__Directions__: Spot each line that carries the word "increasingly"; copy those lines.

** start of Records for processing **

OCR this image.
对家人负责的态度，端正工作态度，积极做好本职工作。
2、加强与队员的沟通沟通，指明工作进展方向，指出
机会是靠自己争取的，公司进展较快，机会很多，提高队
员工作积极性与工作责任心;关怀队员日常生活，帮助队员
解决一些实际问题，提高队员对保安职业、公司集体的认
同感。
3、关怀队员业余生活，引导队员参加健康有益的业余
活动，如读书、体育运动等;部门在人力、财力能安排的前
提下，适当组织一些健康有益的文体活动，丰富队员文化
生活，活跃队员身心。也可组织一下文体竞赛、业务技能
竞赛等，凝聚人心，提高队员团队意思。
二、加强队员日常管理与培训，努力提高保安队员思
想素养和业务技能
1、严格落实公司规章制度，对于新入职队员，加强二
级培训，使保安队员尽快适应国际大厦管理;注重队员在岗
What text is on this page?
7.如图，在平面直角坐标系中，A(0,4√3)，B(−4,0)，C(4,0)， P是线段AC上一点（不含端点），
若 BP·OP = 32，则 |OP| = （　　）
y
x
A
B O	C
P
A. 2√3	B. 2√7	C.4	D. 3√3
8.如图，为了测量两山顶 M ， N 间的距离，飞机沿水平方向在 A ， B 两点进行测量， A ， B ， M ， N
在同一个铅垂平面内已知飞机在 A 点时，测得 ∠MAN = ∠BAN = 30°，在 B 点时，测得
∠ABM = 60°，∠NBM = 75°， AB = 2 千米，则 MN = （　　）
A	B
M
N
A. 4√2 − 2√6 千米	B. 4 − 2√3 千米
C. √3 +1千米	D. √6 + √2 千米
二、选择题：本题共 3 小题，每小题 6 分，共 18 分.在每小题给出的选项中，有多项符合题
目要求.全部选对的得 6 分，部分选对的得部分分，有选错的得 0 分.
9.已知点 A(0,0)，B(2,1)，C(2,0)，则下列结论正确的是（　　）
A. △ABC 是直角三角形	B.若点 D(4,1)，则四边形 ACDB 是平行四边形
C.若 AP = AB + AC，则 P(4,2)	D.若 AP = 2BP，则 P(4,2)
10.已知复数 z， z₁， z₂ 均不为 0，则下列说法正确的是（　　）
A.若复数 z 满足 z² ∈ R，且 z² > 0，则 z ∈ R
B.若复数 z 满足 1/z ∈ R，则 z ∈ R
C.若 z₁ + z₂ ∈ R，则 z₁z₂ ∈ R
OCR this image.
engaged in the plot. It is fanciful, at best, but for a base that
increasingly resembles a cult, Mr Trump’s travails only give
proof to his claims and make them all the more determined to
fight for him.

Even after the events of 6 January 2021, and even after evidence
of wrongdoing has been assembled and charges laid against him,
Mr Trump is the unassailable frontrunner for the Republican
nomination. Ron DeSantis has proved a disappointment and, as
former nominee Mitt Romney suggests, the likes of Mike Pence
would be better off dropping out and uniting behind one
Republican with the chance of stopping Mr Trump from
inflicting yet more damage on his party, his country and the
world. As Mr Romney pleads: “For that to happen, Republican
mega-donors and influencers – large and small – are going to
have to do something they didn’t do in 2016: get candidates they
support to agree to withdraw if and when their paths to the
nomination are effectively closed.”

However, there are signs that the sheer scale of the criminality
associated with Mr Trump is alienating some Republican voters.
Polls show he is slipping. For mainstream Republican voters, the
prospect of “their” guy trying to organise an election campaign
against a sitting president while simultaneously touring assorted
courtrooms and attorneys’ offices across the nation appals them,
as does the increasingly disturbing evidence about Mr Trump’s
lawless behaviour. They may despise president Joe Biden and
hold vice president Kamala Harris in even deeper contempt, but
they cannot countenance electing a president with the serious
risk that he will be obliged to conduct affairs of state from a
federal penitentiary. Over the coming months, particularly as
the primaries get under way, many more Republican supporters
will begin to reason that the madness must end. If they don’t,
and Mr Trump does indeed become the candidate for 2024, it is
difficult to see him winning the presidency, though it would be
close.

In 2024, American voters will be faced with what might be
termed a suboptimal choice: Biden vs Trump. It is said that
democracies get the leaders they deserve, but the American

** end of Records for processing **

__Task response__:
increasingly resembles a cult, Mr Trump’s travails only give
as does the increasingly disturbing evidence about Mr Trump’s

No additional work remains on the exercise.